(Records contained in a dataset)
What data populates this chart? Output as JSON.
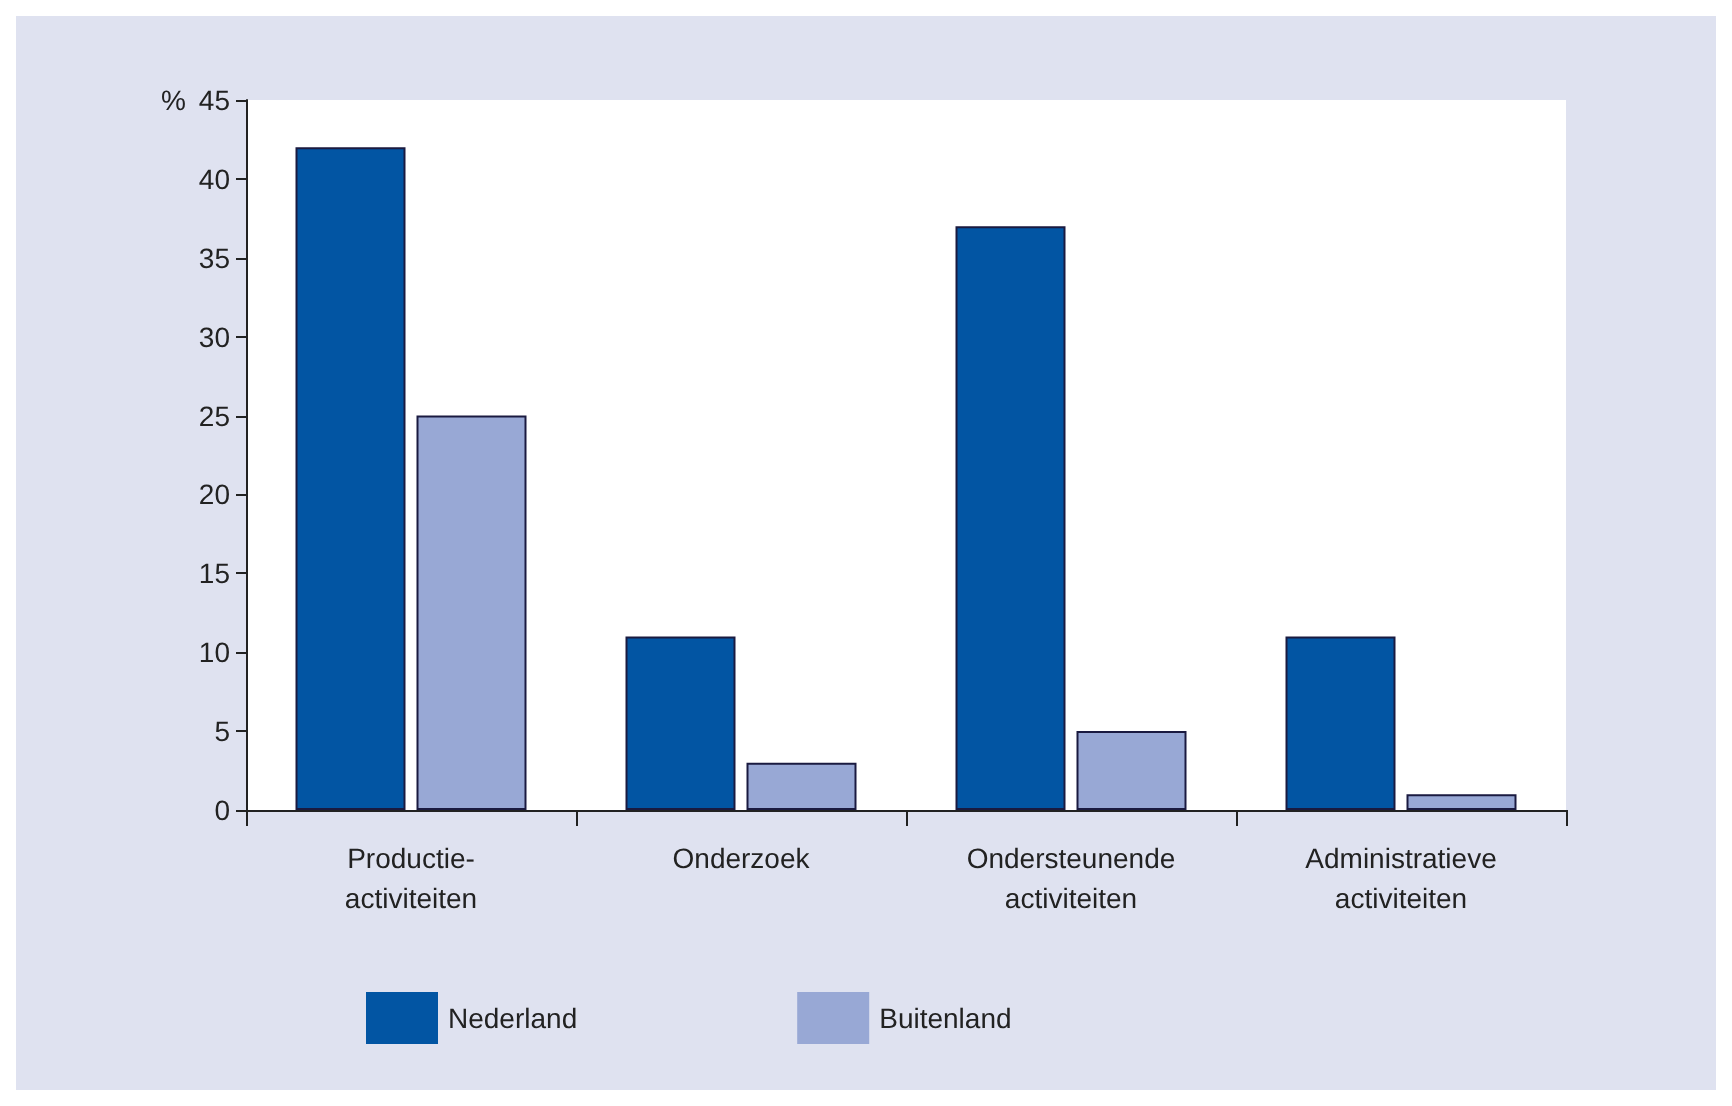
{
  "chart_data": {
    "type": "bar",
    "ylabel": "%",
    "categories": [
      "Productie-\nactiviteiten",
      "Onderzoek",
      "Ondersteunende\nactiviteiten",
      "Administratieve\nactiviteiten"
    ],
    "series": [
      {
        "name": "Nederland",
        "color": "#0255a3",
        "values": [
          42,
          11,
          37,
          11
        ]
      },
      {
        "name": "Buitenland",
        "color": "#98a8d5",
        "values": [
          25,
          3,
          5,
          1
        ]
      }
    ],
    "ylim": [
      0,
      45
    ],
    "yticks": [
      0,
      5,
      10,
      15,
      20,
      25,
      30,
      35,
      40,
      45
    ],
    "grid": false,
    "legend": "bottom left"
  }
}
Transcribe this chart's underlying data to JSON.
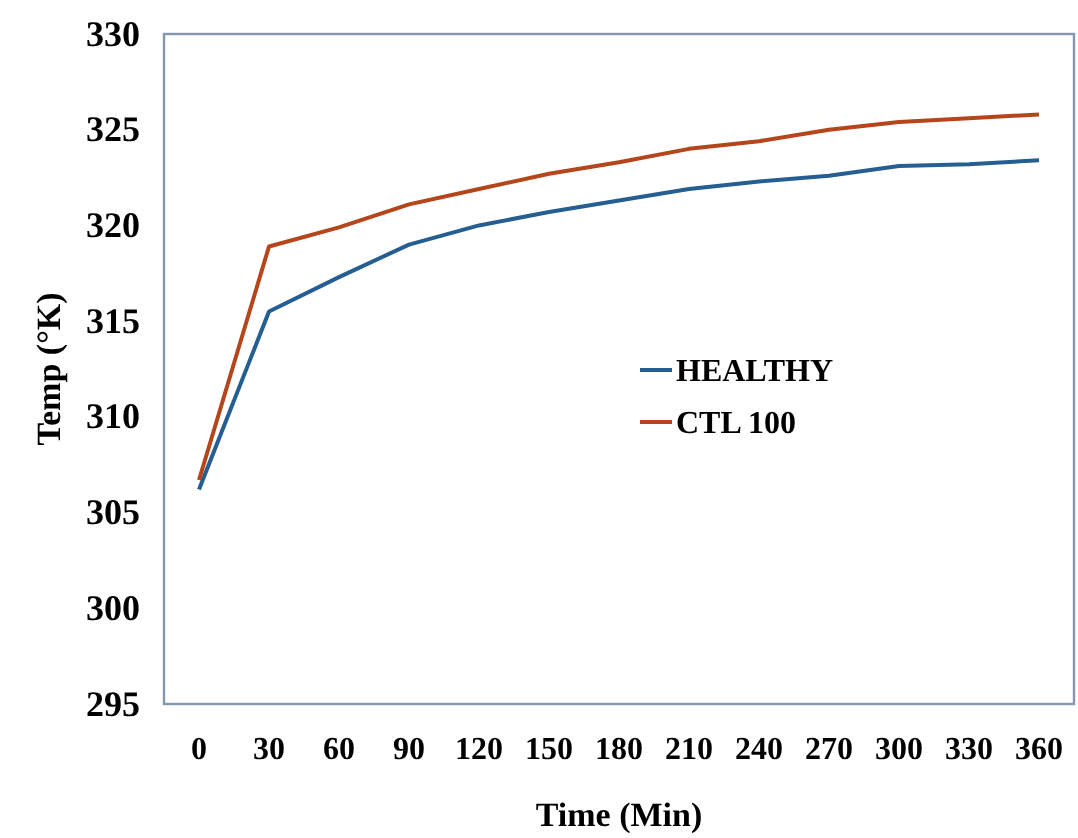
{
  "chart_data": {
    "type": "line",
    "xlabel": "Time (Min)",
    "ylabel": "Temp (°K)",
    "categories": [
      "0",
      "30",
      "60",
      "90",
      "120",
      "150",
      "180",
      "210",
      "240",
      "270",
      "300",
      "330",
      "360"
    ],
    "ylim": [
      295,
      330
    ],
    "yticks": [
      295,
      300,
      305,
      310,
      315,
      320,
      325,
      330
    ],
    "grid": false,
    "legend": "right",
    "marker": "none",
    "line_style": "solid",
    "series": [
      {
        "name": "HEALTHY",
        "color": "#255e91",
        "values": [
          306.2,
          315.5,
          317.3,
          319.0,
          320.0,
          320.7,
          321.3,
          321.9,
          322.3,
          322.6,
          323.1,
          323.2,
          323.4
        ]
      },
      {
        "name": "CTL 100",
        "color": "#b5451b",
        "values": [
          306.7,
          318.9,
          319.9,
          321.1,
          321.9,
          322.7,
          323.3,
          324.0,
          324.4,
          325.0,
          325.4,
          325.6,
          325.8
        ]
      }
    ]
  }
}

▶ EXERCISE REQUIREMENTS: Reply with nothing except the number of lines in the listing above that include the string "color".

▶ CORRECT ANSWER: 4